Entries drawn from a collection
☆ ☆ ☆ ☆
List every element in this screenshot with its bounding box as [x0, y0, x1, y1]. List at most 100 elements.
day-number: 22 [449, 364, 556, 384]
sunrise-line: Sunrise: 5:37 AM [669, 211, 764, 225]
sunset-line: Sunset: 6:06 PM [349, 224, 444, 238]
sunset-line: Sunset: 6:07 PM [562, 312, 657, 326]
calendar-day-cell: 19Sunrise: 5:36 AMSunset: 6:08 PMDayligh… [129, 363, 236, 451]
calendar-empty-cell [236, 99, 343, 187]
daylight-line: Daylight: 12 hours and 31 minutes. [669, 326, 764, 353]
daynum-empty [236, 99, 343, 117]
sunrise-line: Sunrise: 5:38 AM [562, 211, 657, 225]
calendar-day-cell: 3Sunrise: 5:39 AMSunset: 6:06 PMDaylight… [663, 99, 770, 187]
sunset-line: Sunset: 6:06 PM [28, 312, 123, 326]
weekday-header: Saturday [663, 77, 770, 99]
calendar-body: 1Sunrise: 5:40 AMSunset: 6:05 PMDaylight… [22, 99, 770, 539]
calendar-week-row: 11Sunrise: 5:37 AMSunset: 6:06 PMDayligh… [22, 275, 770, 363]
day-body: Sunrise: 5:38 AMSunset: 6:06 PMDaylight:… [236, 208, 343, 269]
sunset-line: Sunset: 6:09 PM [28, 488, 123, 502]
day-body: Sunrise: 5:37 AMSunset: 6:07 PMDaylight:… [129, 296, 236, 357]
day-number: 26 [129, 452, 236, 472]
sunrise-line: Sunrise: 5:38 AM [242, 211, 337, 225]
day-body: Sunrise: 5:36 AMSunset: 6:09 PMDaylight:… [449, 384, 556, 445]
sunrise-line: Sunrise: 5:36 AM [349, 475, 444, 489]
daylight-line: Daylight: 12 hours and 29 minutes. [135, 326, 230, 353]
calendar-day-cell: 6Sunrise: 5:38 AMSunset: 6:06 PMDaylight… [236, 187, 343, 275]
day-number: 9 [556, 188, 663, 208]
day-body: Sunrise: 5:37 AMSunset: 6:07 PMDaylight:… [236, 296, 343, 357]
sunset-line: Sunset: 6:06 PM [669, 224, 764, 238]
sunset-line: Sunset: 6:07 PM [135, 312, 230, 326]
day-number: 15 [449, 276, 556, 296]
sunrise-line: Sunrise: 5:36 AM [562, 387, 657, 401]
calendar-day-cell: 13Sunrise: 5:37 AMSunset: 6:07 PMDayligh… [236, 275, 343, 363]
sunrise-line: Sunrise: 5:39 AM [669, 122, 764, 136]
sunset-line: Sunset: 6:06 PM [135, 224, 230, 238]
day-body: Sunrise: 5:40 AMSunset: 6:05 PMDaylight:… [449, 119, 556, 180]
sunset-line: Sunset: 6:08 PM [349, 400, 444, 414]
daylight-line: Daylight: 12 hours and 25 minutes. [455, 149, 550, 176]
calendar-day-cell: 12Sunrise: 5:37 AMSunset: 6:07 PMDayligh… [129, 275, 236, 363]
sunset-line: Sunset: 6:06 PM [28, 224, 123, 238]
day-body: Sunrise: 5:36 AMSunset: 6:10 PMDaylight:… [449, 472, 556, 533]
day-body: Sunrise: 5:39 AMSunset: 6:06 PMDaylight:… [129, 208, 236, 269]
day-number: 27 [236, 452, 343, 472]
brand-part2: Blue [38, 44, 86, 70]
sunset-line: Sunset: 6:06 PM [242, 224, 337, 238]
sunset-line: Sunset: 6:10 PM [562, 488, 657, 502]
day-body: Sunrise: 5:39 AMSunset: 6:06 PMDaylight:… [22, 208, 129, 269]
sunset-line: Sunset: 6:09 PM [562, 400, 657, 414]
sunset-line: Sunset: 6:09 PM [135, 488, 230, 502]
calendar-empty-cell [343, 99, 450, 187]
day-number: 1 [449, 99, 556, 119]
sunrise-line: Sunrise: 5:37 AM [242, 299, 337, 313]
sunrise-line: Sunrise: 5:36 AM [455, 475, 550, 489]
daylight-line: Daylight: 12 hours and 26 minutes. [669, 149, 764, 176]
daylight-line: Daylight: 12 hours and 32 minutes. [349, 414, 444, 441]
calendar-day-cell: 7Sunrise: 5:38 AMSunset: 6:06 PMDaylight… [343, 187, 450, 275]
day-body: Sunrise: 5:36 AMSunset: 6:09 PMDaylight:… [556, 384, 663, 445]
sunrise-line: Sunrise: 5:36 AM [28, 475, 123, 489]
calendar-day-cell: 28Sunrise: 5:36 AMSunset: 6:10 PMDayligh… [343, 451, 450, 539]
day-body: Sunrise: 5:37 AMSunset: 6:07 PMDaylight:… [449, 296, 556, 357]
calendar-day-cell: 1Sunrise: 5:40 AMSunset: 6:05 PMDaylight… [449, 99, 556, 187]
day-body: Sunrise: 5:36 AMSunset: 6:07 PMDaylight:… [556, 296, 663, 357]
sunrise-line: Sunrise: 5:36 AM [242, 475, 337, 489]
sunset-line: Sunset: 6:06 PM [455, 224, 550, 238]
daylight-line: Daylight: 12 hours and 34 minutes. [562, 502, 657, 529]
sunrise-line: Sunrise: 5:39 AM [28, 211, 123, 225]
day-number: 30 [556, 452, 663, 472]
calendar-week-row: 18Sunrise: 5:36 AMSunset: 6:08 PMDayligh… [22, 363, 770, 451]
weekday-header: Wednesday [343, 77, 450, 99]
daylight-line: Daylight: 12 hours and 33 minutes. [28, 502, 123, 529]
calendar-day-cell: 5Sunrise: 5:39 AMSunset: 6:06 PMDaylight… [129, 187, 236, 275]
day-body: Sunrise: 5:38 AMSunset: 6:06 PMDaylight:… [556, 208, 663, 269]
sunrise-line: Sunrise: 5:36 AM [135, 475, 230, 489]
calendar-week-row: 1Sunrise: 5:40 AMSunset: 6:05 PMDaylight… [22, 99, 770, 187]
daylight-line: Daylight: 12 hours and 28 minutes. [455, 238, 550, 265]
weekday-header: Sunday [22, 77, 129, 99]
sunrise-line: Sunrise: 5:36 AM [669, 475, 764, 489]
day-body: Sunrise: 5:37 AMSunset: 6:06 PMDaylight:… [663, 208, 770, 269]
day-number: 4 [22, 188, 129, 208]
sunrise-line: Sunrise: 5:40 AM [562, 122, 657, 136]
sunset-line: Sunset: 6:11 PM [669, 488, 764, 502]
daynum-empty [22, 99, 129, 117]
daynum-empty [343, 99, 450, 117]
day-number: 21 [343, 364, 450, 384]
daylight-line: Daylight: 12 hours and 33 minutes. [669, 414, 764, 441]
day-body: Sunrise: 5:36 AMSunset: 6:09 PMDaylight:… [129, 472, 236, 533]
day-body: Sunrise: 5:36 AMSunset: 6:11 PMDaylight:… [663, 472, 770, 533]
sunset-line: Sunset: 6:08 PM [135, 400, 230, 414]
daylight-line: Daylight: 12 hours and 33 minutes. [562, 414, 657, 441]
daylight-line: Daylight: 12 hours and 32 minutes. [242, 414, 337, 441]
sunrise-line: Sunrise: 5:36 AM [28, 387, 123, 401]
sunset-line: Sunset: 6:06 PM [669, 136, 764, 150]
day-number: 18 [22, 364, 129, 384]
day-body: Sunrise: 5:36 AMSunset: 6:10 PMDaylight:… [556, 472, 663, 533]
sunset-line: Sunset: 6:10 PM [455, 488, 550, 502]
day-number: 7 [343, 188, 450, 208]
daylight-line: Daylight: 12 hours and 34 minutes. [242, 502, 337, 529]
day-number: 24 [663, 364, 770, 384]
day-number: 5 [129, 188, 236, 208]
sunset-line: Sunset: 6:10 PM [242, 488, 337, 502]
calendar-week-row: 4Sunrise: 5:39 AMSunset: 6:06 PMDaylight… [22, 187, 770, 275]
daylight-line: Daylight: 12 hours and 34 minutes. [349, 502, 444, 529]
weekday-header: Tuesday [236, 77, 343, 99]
☆ ☆ ☆ ☆
Output everything from the first line down to the line containing "weekday-header: Saturday [663, 77, 770, 99]", both included, reproducing each line character for character.

→ Exercise answer
List every element in this screenshot with its bounding box as [x0, y0, x1, y1]. List at most 100 elements.
day-number: 22 [449, 364, 556, 384]
sunrise-line: Sunrise: 5:37 AM [669, 211, 764, 225]
sunset-line: Sunset: 6:06 PM [349, 224, 444, 238]
sunset-line: Sunset: 6:07 PM [562, 312, 657, 326]
calendar-day-cell: 19Sunrise: 5:36 AMSunset: 6:08 PMDayligh… [129, 363, 236, 451]
calendar-empty-cell [236, 99, 343, 187]
daylight-line: Daylight: 12 hours and 31 minutes. [669, 326, 764, 353]
daynum-empty [236, 99, 343, 117]
sunrise-line: Sunrise: 5:38 AM [562, 211, 657, 225]
calendar-day-cell: 3Sunrise: 5:39 AMSunset: 6:06 PMDaylight… [663, 99, 770, 187]
sunset-line: Sunset: 6:06 PM [28, 312, 123, 326]
weekday-header: Saturday [663, 77, 770, 99]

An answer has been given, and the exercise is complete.